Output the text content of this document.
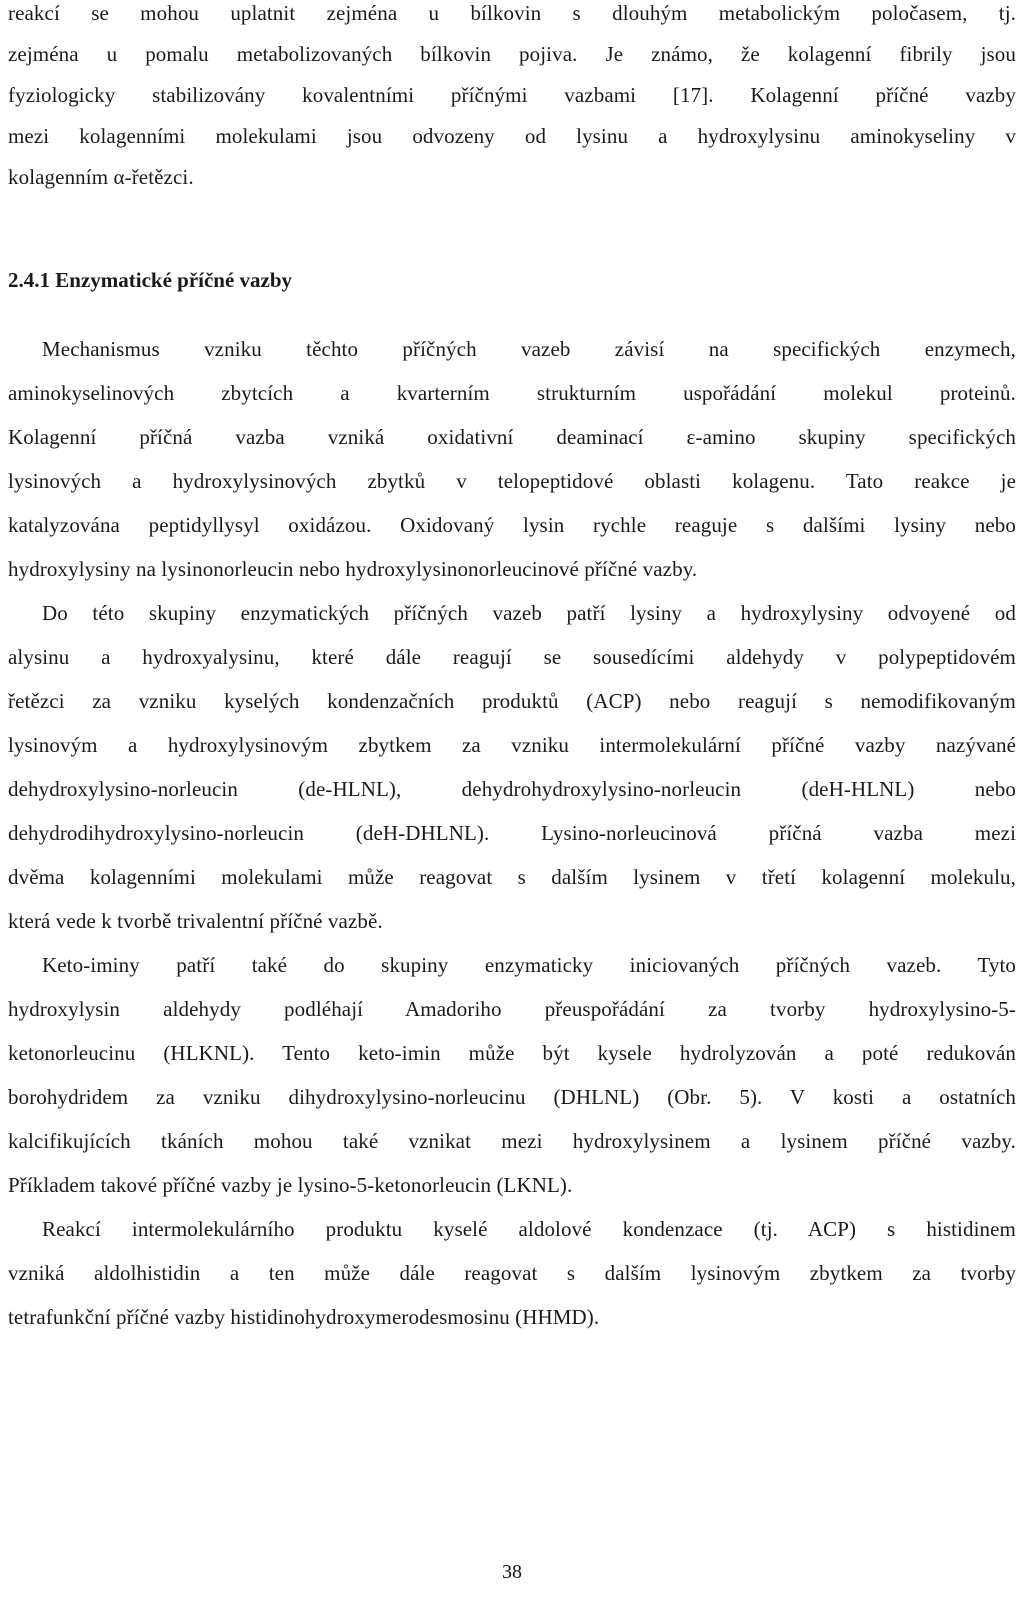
reakcí se mohou uplatnit zejména u bílkovin s dlouhým metabolickým poločasem, tj.
zejména u pomalu metabolizovaných bílkovin pojiva. Je známo, že kolagenní fibrily jsou
fyziologicky stabilizovány kovalentními příčnými vazbami [17]. Kolagenní příčné vazby
mezi kolagenními molekulami jsou odvozeny od lysinu a hydroxylysinu aminokyseliny v
kolagenním α-řetězci.
2.4.1 Enzymatické příčné vazby
Mechanismus vzniku těchto příčných vazeb závisí na specifických enzymech,
aminokyselinových zbytcích a kvarterním strukturním uspořádání molekul proteinů.
Kolagenní příčná vazba vzniká oxidativní deaminací ε-amino skupiny specifických
lysinových a hydroxylysinových zbytků v telopeptidové oblasti kolagenu. Tato reakce je
katalyzována peptidyllysyl oxidázou. Oxidovaný lysin rychle reaguje s dalšími lysiny nebo
hydroxylysiny na lysinonorleucin nebo hydroxylysinonorleucinové příčné vazby.
Do této skupiny enzymatických příčných vazeb patří lysiny a hydroxylysiny odvoyené od
alysinu a hydroxyalysinu, které dále reagují se sousedícími aldehydy v polypeptidovém
řetězci za vzniku kyselých kondenzačních produktů (ACP) nebo reagují s nemodifikovaným
lysinovým a hydroxylysinovým zbytkem za vzniku intermolekulární příčné vazby nazývané
dehydroxylysino-norleucin (de-HLNL), dehydrohydroxylysino-norleucin (deH-HLNL) nebo
dehydrodihydroxylysino-norleucin (deH-DHLNL). Lysino-norleucinová příčná vazba mezi
dvěma kolagenními molekulami může reagovat s dalším lysinem v třetí kolagenní molekulu,
která vede k tvorbě trivalentní příčné vazbě.
Keto-iminy patří také do skupiny enzymaticky iniciovaných příčných vazeb. Tyto
hydroxylysin aldehydy podléhají Amadoriho přeuspořádání za tvorby hydroxylysino-5-
ketonorleucinu (HLKNL). Tento keto-imin může být kysele hydrolyzován a poté redukován
borohydridem za vzniku dihydroxylysino-norleucinu (DHLNL) (Obr. 5). V kosti a ostatních
kalcifikujících tkáních mohou také vznikat mezi hydroxylysinem a lysinem příčné vazby.
Příkladem takové příčné vazby je lysino-5-ketonorleucin (LKNL).
Reakcí intermolekulárního produktu kyselé aldolové kondenzace (tj. ACP) s histidinem
vzniká aldolhistidin a ten může dále reagovat s dalším lysinovým zbytkem za tvorby
tetrafunkční příčné vazby histidinohydroxymerodesmosinu (HHMD).
38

What the task asks:
Wherever a line of the records above contains the string "kolagenními", copy that line out.

Answer to this exercise:
mezi kolagenními molekulami jsou odvozeny od lysinu a hydroxylysinu aminokyseliny v
dvěma kolagenními molekulami může reagovat s dalším lysinem v třetí kolagenní molekulu,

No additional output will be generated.